* start Information given *
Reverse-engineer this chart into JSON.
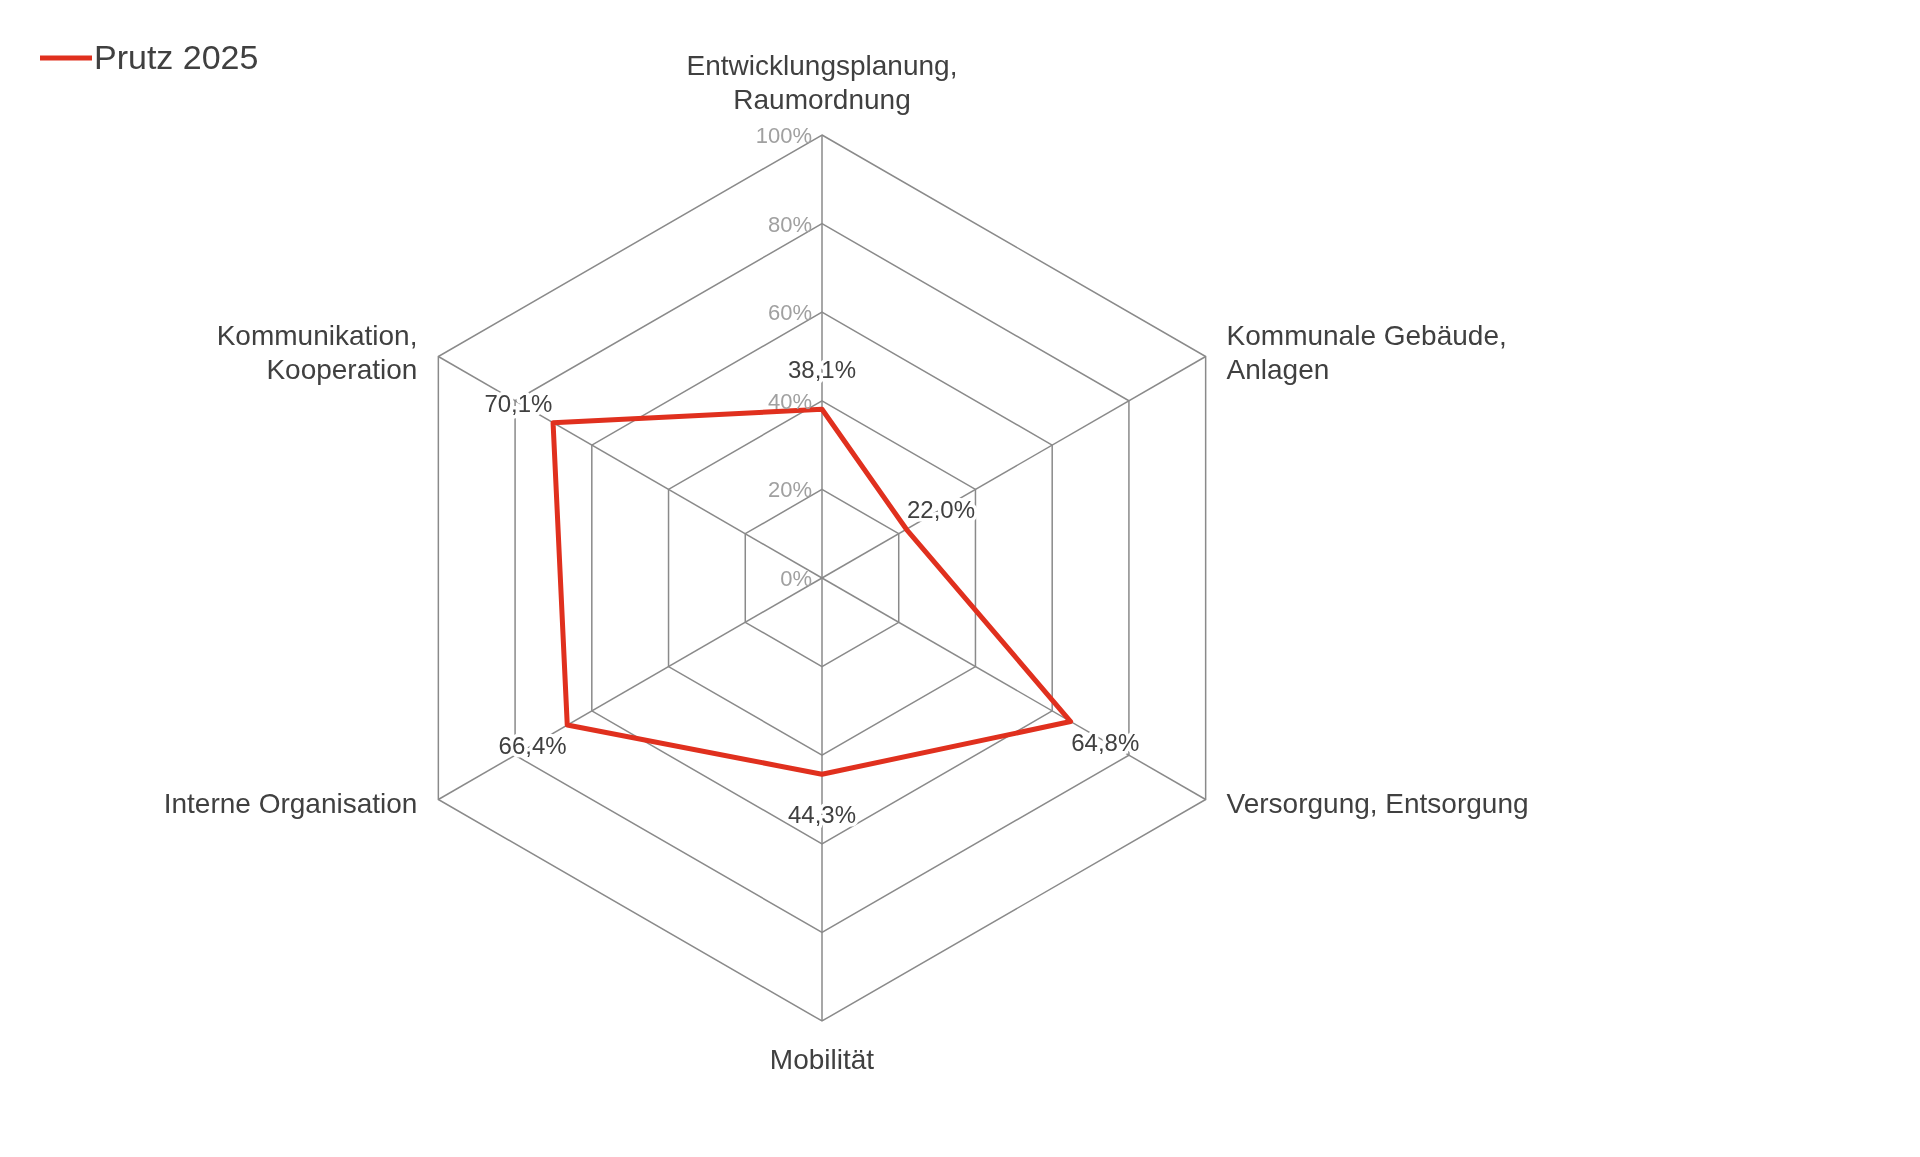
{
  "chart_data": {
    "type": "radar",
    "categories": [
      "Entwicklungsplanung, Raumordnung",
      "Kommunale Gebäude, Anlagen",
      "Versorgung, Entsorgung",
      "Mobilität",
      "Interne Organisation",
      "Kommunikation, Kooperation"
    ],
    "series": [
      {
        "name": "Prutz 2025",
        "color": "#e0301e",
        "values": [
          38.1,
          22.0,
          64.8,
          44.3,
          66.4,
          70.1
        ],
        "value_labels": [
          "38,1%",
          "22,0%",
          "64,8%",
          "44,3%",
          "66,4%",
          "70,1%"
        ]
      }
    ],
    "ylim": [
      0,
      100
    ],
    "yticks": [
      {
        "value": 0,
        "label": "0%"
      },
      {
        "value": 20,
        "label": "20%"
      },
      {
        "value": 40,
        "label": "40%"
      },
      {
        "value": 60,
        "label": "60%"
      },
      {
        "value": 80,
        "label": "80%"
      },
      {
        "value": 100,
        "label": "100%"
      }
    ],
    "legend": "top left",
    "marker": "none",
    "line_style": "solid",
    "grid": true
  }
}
* end Information given *
* start Information given *
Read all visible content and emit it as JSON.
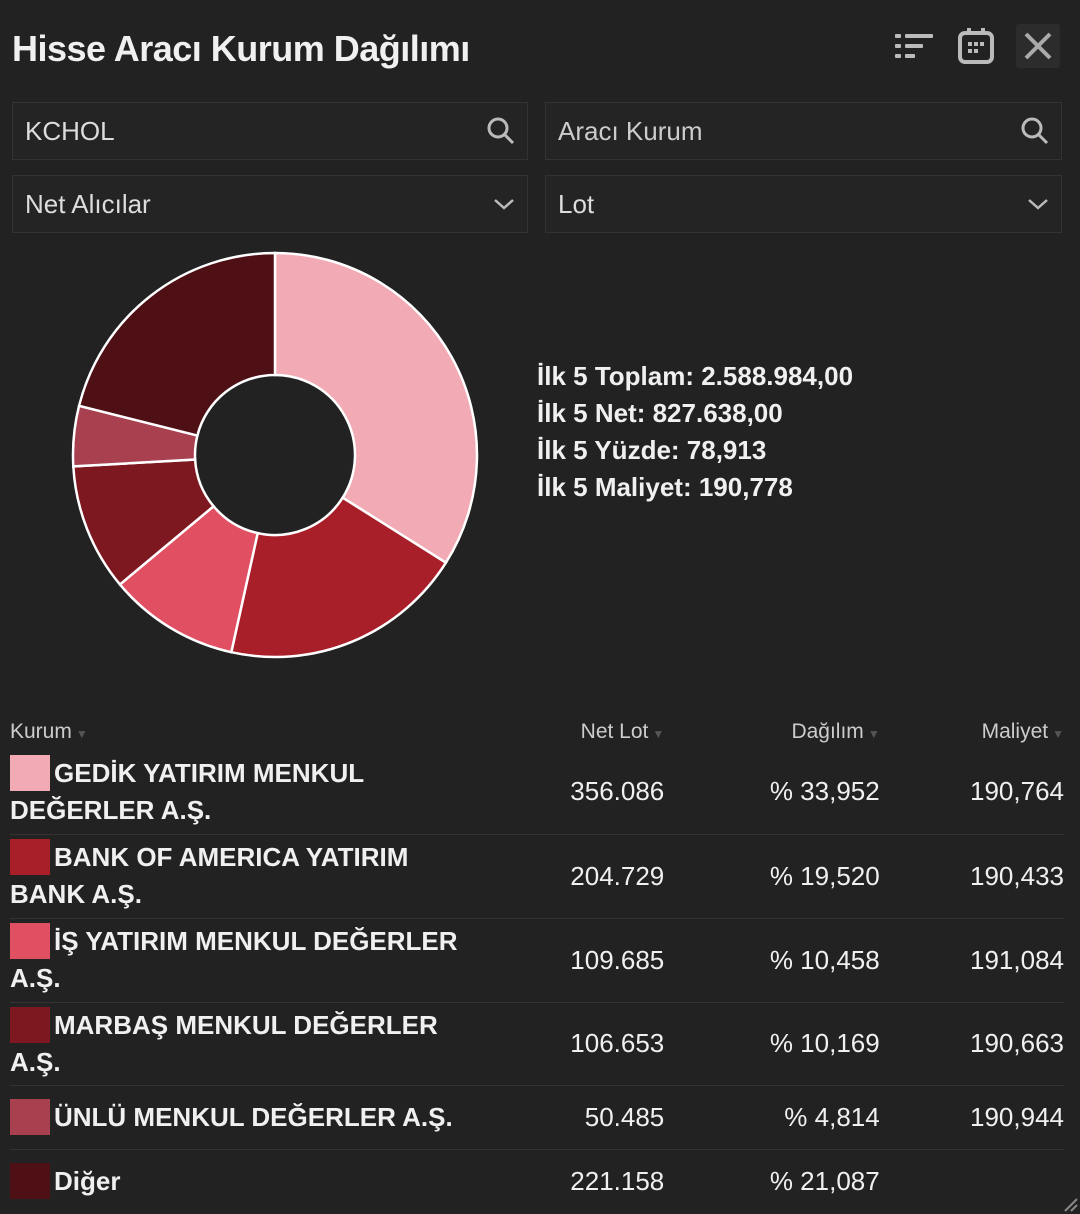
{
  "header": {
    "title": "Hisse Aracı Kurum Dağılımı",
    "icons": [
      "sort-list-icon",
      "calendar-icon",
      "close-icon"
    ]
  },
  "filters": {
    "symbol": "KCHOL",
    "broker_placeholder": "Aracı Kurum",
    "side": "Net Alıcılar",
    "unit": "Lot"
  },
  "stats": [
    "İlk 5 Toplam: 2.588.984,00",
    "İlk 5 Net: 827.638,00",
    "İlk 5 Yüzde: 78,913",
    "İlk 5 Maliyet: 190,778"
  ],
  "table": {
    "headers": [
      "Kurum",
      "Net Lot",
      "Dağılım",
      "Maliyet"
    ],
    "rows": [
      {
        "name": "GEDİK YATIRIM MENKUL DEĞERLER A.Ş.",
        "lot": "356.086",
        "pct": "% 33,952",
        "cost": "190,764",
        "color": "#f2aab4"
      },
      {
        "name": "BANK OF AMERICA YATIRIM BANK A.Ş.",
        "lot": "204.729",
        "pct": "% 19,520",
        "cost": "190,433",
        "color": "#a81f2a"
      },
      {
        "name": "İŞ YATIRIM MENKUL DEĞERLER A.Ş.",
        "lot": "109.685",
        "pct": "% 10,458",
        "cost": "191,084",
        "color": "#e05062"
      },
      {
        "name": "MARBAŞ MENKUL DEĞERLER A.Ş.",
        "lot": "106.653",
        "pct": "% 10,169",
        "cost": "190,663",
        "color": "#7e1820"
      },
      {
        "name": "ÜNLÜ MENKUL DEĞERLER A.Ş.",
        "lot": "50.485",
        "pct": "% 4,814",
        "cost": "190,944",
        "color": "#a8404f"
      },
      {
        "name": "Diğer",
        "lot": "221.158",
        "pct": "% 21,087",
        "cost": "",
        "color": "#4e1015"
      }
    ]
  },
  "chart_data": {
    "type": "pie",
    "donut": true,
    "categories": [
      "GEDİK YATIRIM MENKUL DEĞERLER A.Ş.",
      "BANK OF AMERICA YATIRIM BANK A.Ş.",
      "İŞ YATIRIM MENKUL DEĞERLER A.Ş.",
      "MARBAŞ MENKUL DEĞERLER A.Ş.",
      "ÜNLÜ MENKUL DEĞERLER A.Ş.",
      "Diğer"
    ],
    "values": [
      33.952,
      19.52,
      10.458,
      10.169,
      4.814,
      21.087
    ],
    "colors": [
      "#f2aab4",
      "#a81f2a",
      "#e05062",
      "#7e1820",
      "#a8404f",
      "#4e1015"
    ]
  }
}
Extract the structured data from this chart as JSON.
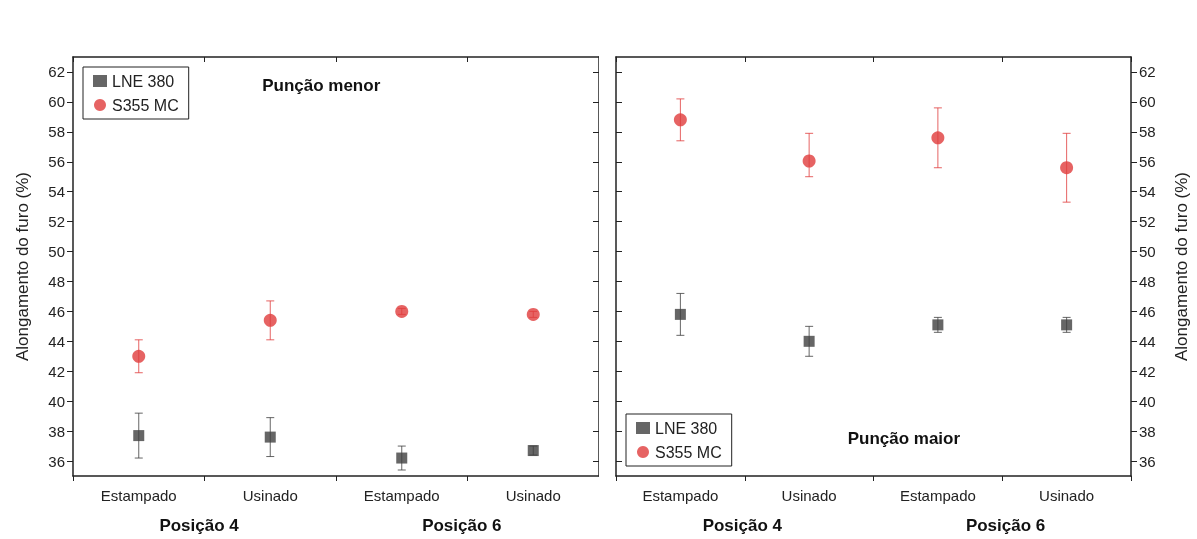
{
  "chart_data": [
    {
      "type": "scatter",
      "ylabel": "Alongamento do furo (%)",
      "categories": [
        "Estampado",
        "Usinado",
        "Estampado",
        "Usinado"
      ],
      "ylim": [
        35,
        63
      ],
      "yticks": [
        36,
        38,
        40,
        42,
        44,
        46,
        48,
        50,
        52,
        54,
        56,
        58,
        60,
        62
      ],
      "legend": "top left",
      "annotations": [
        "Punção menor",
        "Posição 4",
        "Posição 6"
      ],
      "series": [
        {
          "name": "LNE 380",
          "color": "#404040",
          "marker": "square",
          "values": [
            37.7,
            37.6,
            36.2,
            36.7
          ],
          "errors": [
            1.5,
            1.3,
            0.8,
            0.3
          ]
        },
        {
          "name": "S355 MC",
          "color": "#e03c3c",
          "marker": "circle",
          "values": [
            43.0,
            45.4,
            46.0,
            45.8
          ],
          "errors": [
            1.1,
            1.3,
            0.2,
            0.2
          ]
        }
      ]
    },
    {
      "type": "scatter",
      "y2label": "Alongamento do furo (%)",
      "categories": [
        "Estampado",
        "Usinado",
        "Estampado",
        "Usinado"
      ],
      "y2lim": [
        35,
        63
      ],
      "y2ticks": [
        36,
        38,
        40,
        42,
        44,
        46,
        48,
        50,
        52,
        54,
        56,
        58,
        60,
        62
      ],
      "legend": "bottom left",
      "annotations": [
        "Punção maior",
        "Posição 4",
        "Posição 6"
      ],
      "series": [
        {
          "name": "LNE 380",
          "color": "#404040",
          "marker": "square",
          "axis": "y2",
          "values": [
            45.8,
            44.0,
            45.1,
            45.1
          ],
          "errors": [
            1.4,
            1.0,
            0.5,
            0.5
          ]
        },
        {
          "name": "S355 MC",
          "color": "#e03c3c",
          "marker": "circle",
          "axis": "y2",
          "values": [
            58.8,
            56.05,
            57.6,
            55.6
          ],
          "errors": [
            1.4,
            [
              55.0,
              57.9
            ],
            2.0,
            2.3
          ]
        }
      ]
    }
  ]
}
* end Information given *
> [Task details]:
Pull out all lines of the data with the string "cost".

> [Right answer]:
        "cost": "190,764",
        "cost": "190,433",
        "cost": "191,084",
        "cost": "190,663",
        "cost": "190,944",
        "cost": "",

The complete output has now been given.